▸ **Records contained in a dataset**
* start *
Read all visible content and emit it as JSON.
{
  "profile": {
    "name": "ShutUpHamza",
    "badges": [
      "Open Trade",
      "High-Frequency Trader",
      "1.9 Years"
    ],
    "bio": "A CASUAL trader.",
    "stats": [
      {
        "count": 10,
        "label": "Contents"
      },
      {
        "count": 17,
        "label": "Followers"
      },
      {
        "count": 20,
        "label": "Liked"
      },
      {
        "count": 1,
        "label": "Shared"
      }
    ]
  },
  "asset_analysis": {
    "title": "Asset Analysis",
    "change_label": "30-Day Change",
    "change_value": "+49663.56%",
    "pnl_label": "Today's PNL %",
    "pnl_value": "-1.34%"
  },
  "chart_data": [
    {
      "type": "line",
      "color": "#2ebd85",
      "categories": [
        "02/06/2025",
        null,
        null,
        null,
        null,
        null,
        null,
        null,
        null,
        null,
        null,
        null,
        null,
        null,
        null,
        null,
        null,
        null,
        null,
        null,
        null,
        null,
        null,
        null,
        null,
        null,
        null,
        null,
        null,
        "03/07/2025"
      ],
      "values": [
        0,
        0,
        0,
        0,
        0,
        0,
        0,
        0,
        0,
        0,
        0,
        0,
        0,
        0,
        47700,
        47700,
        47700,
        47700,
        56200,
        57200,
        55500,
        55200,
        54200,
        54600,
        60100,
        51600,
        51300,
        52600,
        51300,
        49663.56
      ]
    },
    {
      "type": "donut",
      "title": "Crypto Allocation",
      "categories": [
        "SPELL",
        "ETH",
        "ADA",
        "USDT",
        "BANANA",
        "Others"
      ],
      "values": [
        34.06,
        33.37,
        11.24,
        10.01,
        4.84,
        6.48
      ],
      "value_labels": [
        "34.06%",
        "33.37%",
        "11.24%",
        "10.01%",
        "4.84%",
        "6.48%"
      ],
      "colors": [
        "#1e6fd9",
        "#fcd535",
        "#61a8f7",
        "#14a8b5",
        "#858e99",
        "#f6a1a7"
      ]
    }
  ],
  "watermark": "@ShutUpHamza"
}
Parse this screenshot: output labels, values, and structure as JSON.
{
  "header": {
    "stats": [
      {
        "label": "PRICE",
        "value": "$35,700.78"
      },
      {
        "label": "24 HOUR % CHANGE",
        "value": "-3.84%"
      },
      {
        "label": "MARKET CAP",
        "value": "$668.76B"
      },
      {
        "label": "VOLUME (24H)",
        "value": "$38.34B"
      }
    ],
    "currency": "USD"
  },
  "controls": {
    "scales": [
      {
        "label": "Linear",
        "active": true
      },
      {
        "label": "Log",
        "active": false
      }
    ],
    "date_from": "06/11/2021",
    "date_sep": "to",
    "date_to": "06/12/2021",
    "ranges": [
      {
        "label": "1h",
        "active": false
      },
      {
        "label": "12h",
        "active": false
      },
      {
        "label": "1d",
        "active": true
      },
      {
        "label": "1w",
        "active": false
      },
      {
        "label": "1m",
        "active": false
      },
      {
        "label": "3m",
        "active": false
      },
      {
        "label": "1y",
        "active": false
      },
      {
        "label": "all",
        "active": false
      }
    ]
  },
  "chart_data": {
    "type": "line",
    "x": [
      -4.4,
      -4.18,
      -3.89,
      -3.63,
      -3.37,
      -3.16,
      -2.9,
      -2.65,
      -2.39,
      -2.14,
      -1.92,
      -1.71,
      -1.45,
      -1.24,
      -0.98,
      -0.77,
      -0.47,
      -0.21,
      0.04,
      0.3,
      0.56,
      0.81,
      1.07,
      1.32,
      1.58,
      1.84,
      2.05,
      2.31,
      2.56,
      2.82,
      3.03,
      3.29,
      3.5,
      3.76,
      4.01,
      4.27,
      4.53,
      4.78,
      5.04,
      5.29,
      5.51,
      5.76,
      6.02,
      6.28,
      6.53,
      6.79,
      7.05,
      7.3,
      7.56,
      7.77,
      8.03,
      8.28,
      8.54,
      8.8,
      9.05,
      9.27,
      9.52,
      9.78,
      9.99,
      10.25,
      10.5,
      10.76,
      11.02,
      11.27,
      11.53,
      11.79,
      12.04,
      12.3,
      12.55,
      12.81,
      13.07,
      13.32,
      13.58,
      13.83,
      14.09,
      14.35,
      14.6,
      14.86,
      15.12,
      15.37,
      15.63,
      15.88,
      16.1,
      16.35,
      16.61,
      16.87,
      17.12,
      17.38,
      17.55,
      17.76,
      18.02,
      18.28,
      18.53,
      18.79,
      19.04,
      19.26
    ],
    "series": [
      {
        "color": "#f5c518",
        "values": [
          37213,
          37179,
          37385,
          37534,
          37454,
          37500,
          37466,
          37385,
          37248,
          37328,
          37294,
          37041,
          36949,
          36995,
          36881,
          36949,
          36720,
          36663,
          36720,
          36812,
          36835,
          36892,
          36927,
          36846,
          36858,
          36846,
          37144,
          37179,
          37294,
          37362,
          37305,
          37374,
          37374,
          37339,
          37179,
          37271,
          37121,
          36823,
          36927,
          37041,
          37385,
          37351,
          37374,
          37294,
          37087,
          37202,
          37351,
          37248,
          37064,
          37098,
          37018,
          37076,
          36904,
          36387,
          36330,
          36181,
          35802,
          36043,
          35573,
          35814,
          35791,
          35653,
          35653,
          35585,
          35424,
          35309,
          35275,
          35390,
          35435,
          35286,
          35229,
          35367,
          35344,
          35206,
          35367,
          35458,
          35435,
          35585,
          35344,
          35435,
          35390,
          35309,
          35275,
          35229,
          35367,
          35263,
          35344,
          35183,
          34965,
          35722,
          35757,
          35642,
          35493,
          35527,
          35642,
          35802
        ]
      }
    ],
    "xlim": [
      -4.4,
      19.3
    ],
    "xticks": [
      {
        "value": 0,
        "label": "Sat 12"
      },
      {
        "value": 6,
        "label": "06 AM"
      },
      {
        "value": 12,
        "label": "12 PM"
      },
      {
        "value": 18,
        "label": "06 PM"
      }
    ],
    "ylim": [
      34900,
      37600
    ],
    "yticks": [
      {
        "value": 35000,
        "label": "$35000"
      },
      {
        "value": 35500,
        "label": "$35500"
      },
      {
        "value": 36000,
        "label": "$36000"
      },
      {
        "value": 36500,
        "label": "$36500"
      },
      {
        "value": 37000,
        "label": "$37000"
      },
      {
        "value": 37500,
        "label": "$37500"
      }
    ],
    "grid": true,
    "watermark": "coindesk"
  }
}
* end *
▸ **GOAL**
Please reproduce every line of the material word for word.

▸ **ANSWER TO THE EXERCISE**
Read all visible content and emit it as JSON.
{
  "profile": {
    "name": "ShutUpHamza",
    "badges": [
      "Open Trade",
      "High-Frequency Trader",
      "1.9 Years"
    ],
    "bio": "A CASUAL trader.",
    "stats": [
      {
        "count": 10,
        "label": "Contents"
      },
      {
        "count": 17,
        "label": "Followers"
      },
      {
        "count": 20,
        "label": "Liked"
      },
      {
        "count": 1,
        "label": "Shared"
      }
    ]
  },
  "asset_analysis": {
    "title": "Asset Analysis",
    "change_label": "30-Day Change",
    "change_value": "+49663.56%",
    "pnl_label": "Today's PNL %",
    "pnl_value": "-1.34%"
  },
  "chart_data": [
    {
      "type": "line",
      "color": "#2ebd85",
      "categories": [
        "02/06/2025",
        null,
        null,
        null,
        null,
        null,
        null,
        null,
        null,
        null,
        null,
        null,
        null,
        null,
        null,
        null,
        null,
        null,
        null,
        null,
        null,
        null,
        null,
        null,
        null,
        null,
        null,
        null,
        null,
        "03/07/2025"
      ],
      "values": [
        0,
        0,
        0,
        0,
        0,
        0,
        0,
        0,
        0,
        0,
        0,
        0,
        0,
        0,
        47700,
        47700,
        47700,
        47700,
        56200,
        57200,
        55500,
        55200,
        54200,
        54600,
        60100,
        51600,
        51300,
        52600,
        51300,
        49663.56
      ]
    },
    {
      "type": "donut",
      "title": "Crypto Allocation",
      "categories": [
        "SPELL",
        "ETH",
        "ADA",
        "USDT",
        "BANANA",
        "Others"
      ],
      "values": [
        34.06,
        33.37,
        11.24,
        10.01,
        4.84,
        6.48
      ],
      "value_labels": [
        "34.06%",
        "33.37%",
        "11.24%",
        "10.01%",
        "4.84%",
        "6.48%"
      ],
      "colors": [
        "#1e6fd9",
        "#fcd535",
        "#61a8f7",
        "#14a8b5",
        "#858e99",
        "#f6a1a7"
      ]
    }
  ],
  "watermark": "@ShutUpHamza"
}
Parse this screenshot: output labels, values, and structure as JSON.
{
  "header": {
    "stats": [
      {
        "label": "PRICE",
        "value": "$35,700.78"
      },
      {
        "label": "24 HOUR % CHANGE",
        "value": "-3.84%"
      },
      {
        "label": "MARKET CAP",
        "value": "$668.76B"
      },
      {
        "label": "VOLUME (24H)",
        "value": "$38.34B"
      }
    ],
    "currency": "USD"
  },
  "controls": {
    "scales": [
      {
        "label": "Linear",
        "active": true
      },
      {
        "label": "Log",
        "active": false
      }
    ],
    "date_from": "06/11/2021",
    "date_sep": "to",
    "date_to": "06/12/2021",
    "ranges": [
      {
        "label": "1h",
        "active": false
      },
      {
        "label": "12h",
        "active": false
      },
      {
        "label": "1d",
        "active": true
      },
      {
        "label": "1w",
        "active": false
      },
      {
        "label": "1m",
        "active": false
      },
      {
        "label": "3m",
        "active": false
      },
      {
        "label": "1y",
        "active": false
      },
      {
        "label": "all",
        "active": false
      }
    ]
  },
  "chart_data": {
    "type": "line",
    "x": [
      -4.4,
      -4.18,
      -3.89,
      -3.63,
      -3.37,
      -3.16,
      -2.9,
      -2.65,
      -2.39,
      -2.14,
      -1.92,
      -1.71,
      -1.45,
      -1.24,
      -0.98,
      -0.77,
      -0.47,
      -0.21,
      0.04,
      0.3,
      0.56,
      0.81,
      1.07,
      1.32,
      1.58,
      1.84,
      2.05,
      2.31,
      2.56,
      2.82,
      3.03,
      3.29,
      3.5,
      3.76,
      4.01,
      4.27,
      4.53,
      4.78,
      5.04,
      5.29,
      5.51,
      5.76,
      6.02,
      6.28,
      6.53,
      6.79,
      7.05,
      7.3,
      7.56,
      7.77,
      8.03,
      8.28,
      8.54,
      8.8,
      9.05,
      9.27,
      9.52,
      9.78,
      9.99,
      10.25,
      10.5,
      10.76,
      11.02,
      11.27,
      11.53,
      11.79,
      12.04,
      12.3,
      12.55,
      12.81,
      13.07,
      13.32,
      13.58,
      13.83,
      14.09,
      14.35,
      14.6,
      14.86,
      15.12,
      15.37,
      15.63,
      15.88,
      16.1,
      16.35,
      16.61,
      16.87,
      17.12,
      17.38,
      17.55,
      17.76,
      18.02,
      18.28,
      18.53,
      18.79,
      19.04,
      19.26
    ],
    "series": [
      {
        "color": "#f5c518",
        "values": [
          37213,
          37179,
          37385,
          37534,
          37454,
          37500,
          37466,
          37385,
          37248,
          37328,
          37294,
          37041,
          36949,
          36995,
          36881,
          36949,
          36720,
          36663,
          36720,
          36812,
          36835,
          36892,
          36927,
          36846,
          36858,
          36846,
          37144,
          37179,
          37294,
          37362,
          37305,
          37374,
          37374,
          37339,
          37179,
          37271,
          37121,
          36823,
          36927,
          37041,
          37385,
          37351,
          37374,
          37294,
          37087,
          37202,
          37351,
          37248,
          37064,
          37098,
          37018,
          37076,
          36904,
          36387,
          36330,
          36181,
          35802,
          36043,
          35573,
          35814,
          35791,
          35653,
          35653,
          35585,
          35424,
          35309,
          35275,
          35390,
          35435,
          35286,
          35229,
          35367,
          35344,
          35206,
          35367,
          35458,
          35435,
          35585,
          35344,
          35435,
          35390,
          35309,
          35275,
          35229,
          35367,
          35263,
          35344,
          35183,
          34965,
          35722,
          35757,
          35642,
          35493,
          35527,
          35642,
          35802
        ]
      }
    ],
    "xlim": [
      -4.4,
      19.3
    ],
    "xticks": [
      {
        "value": 0,
        "label": "Sat 12"
      },
      {
        "value": 6,
        "label": "06 AM"
      },
      {
        "value": 12,
        "label": "12 PM"
      },
      {
        "value": 18,
        "label": "06 PM"
      }
    ],
    "ylim": [
      34900,
      37600
    ],
    "yticks": [
      {
        "value": 35000,
        "label": "$35000"
      },
      {
        "value": 35500,
        "label": "$35500"
      },
      {
        "value": 36000,
        "label": "$36000"
      },
      {
        "value": 36500,
        "label": "$36500"
      },
      {
        "value": 37000,
        "label": "$37000"
      },
      {
        "value": 37500,
        "label": "$37500"
      }
    ],
    "grid": true,
    "watermark": "coindesk"
  }
}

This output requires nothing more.